*What is being asked*. Leave out any picture and return the remaining listing below exactly as given.

*Dataset records*.
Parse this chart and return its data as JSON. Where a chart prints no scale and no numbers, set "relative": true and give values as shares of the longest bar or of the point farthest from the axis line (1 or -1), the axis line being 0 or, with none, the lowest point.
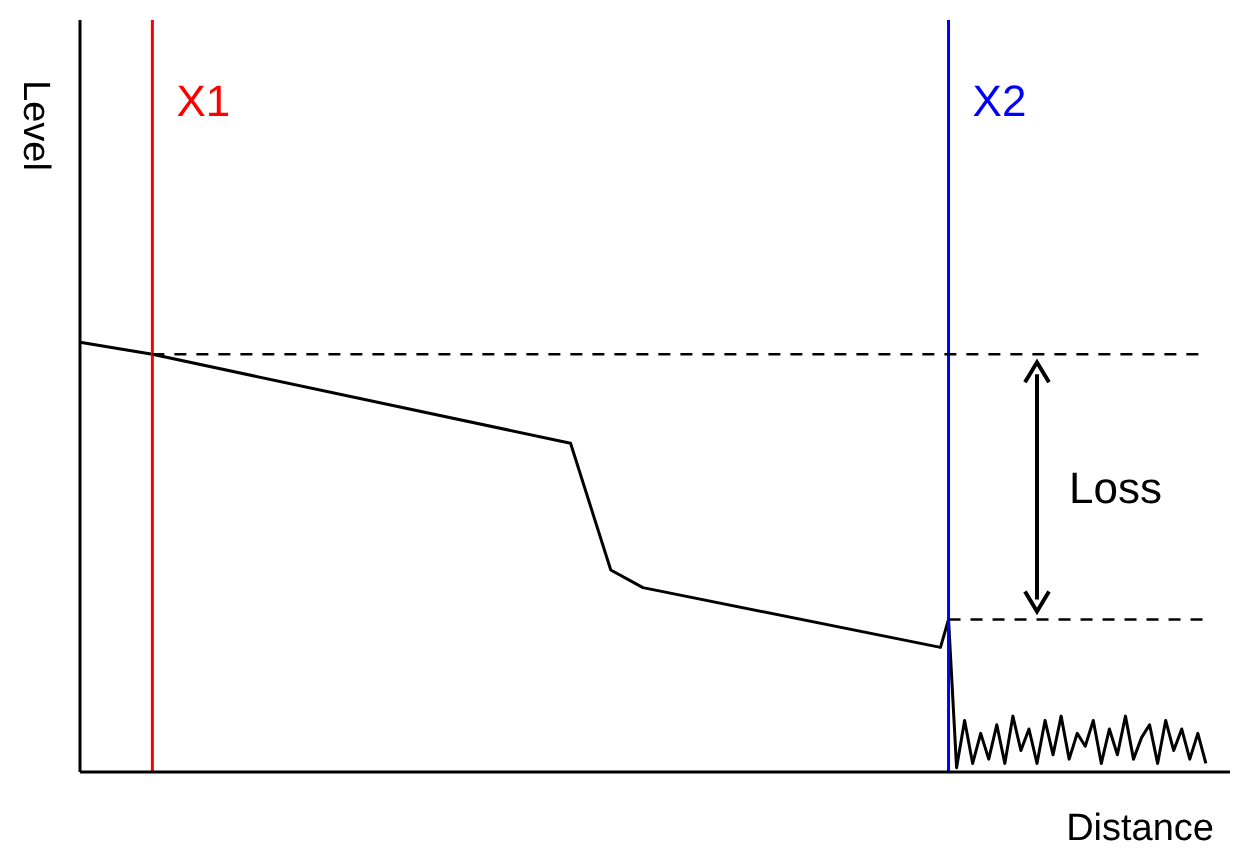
{
  "chart_data": {
    "type": "line",
    "relative": true,
    "xlabel": "Distance",
    "ylabel": "Level",
    "color": "#000000",
    "marker": "none",
    "categories": [
      null,
      null,
      null,
      null,
      null,
      null,
      null,
      null,
      null,
      null,
      null,
      null,
      null,
      null,
      null,
      null,
      null,
      null,
      null,
      null,
      null,
      null,
      null,
      null,
      null,
      null,
      null,
      null,
      null,
      null,
      null,
      null,
      null,
      null,
      null,
      null,
      null,
      null,
      null,
      null,
      null,
      null,
      null,
      null,
      null,
      null,
      null,
      null,
      null,
      null,
      null,
      null,
      null,
      null,
      null,
      null,
      null,
      null,
      null,
      null,
      null,
      null,
      null,
      null,
      null,
      null,
      null,
      null,
      null,
      null,
      null,
      null,
      null,
      null,
      null,
      null,
      null,
      null,
      null,
      null,
      null,
      null,
      null,
      null,
      null,
      null,
      null,
      null,
      null,
      null,
      null,
      null,
      null,
      null,
      null,
      null,
      null,
      null,
      null,
      null,
      null,
      null,
      null,
      null,
      null,
      null,
      null,
      null,
      null,
      null,
      null,
      null,
      null,
      null,
      null,
      null,
      null,
      null,
      null,
      null,
      null,
      null,
      null,
      null,
      null,
      null,
      null,
      null,
      null,
      null,
      null,
      null,
      null,
      null,
      null,
      null,
      null,
      null,
      null,
      null,
      null,
      null,
      null,
      null
    ],
    "values": [
      1,
      null,
      null,
      null,
      null,
      null,
      null,
      null,
      null,
      0.972,
      null,
      null,
      null,
      null,
      null,
      null,
      null,
      null,
      null,
      null,
      null,
      null,
      null,
      null,
      null,
      null,
      null,
      null,
      null,
      null,
      null,
      null,
      null,
      null,
      null,
      null,
      null,
      null,
      null,
      null,
      null,
      null,
      null,
      null,
      null,
      null,
      null,
      null,
      null,
      null,
      null,
      null,
      null,
      null,
      null,
      null,
      null,
      null,
      null,
      null,
      null,
      0.765,
      null,
      null,
      null,
      null,
      0.47,
      null,
      null,
      null,
      0.429,
      null,
      null,
      null,
      null,
      null,
      null,
      null,
      null,
      null,
      null,
      null,
      null,
      null,
      null,
      null,
      null,
      null,
      null,
      null,
      null,
      null,
      null,
      null,
      null,
      null,
      null,
      null,
      null,
      null,
      null,
      null,
      null,
      null,
      null,
      null,
      null,
      0.29,
      0.355,
      0.01,
      0.12,
      0.02,
      0.09,
      0.03,
      0.11,
      0.02,
      0.13,
      0.05,
      0.1,
      0.02,
      0.12,
      0.04,
      0.13,
      0.03,
      0.09,
      0.06,
      0.12,
      0.02,
      0.1,
      0.04,
      0.13,
      0.03,
      0.08,
      0.11,
      0.02,
      0.12,
      0.05,
      0.1,
      0.03,
      0.09,
      0.02,
      null,
      null,
      null
    ],
    "ref_lines": [
      {
        "axis": "y",
        "value": 0.972,
        "color": "#000000",
        "line_style": "dashed"
      },
      {
        "axis": "y",
        "value": 0.355,
        "color": "#000000",
        "line_style": "dashed"
      }
    ],
    "annotations": [
      "X1",
      "X2",
      "Loss"
    ]
  }
}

*Answer to the exercise*.
Parse this chart and return its data as JSON. Where a chart prints no scale and no numbers, set "relative": true and give values as shares of the longest bar or of the point farthest from the axis line (1 or -1), the axis line being 0 or, with none, the lowest point.
{
  "chart_data": {
    "type": "line",
    "relative": true,
    "xlabel": "Distance",
    "ylabel": "Level",
    "color": "#000000",
    "marker": "none",
    "categories": [
      null,
      null,
      null,
      null,
      null,
      null,
      null,
      null,
      null,
      null,
      null,
      null,
      null,
      null,
      null,
      null,
      null,
      null,
      null,
      null,
      null,
      null,
      null,
      null,
      null,
      null,
      null,
      null,
      null,
      null,
      null,
      null,
      null,
      null,
      null,
      null,
      null,
      null,
      null,
      null,
      null,
      null,
      null,
      null,
      null,
      null,
      null,
      null,
      null,
      null,
      null,
      null,
      null,
      null,
      null,
      null,
      null,
      null,
      null,
      null,
      null,
      null,
      null,
      null,
      null,
      null,
      null,
      null,
      null,
      null,
      null,
      null,
      null,
      null,
      null,
      null,
      null,
      null,
      null,
      null,
      null,
      null,
      null,
      null,
      null,
      null,
      null,
      null,
      null,
      null,
      null,
      null,
      null,
      null,
      null,
      null,
      null,
      null,
      null,
      null,
      null,
      null,
      null,
      null,
      null,
      null,
      null,
      null,
      null,
      null,
      null,
      null,
      null,
      null,
      null,
      null,
      null,
      null,
      null,
      null,
      null,
      null,
      null,
      null,
      null,
      null,
      null,
      null,
      null,
      null,
      null,
      null,
      null,
      null,
      null,
      null,
      null,
      null,
      null,
      null,
      null,
      null,
      null,
      null
    ],
    "values": [
      1,
      null,
      null,
      null,
      null,
      null,
      null,
      null,
      null,
      0.972,
      null,
      null,
      null,
      null,
      null,
      null,
      null,
      null,
      null,
      null,
      null,
      null,
      null,
      null,
      null,
      null,
      null,
      null,
      null,
      null,
      null,
      null,
      null,
      null,
      null,
      null,
      null,
      null,
      null,
      null,
      null,
      null,
      null,
      null,
      null,
      null,
      null,
      null,
      null,
      null,
      null,
      null,
      null,
      null,
      null,
      null,
      null,
      null,
      null,
      null,
      null,
      0.765,
      null,
      null,
      null,
      null,
      0.47,
      null,
      null,
      null,
      0.429,
      null,
      null,
      null,
      null,
      null,
      null,
      null,
      null,
      null,
      null,
      null,
      null,
      null,
      null,
      null,
      null,
      null,
      null,
      null,
      null,
      null,
      null,
      null,
      null,
      null,
      null,
      null,
      null,
      null,
      null,
      null,
      null,
      null,
      null,
      null,
      null,
      0.29,
      0.355,
      0.01,
      0.12,
      0.02,
      0.09,
      0.03,
      0.11,
      0.02,
      0.13,
      0.05,
      0.1,
      0.02,
      0.12,
      0.04,
      0.13,
      0.03,
      0.09,
      0.06,
      0.12,
      0.02,
      0.1,
      0.04,
      0.13,
      0.03,
      0.08,
      0.11,
      0.02,
      0.12,
      0.05,
      0.1,
      0.03,
      0.09,
      0.02,
      null,
      null,
      null
    ],
    "ref_lines": [
      {
        "axis": "y",
        "value": 0.972,
        "color": "#000000",
        "line_style": "dashed"
      },
      {
        "axis": "y",
        "value": 0.355,
        "color": "#000000",
        "line_style": "dashed"
      }
    ],
    "annotations": [
      "X1",
      "X2",
      "Loss"
    ]
  }
}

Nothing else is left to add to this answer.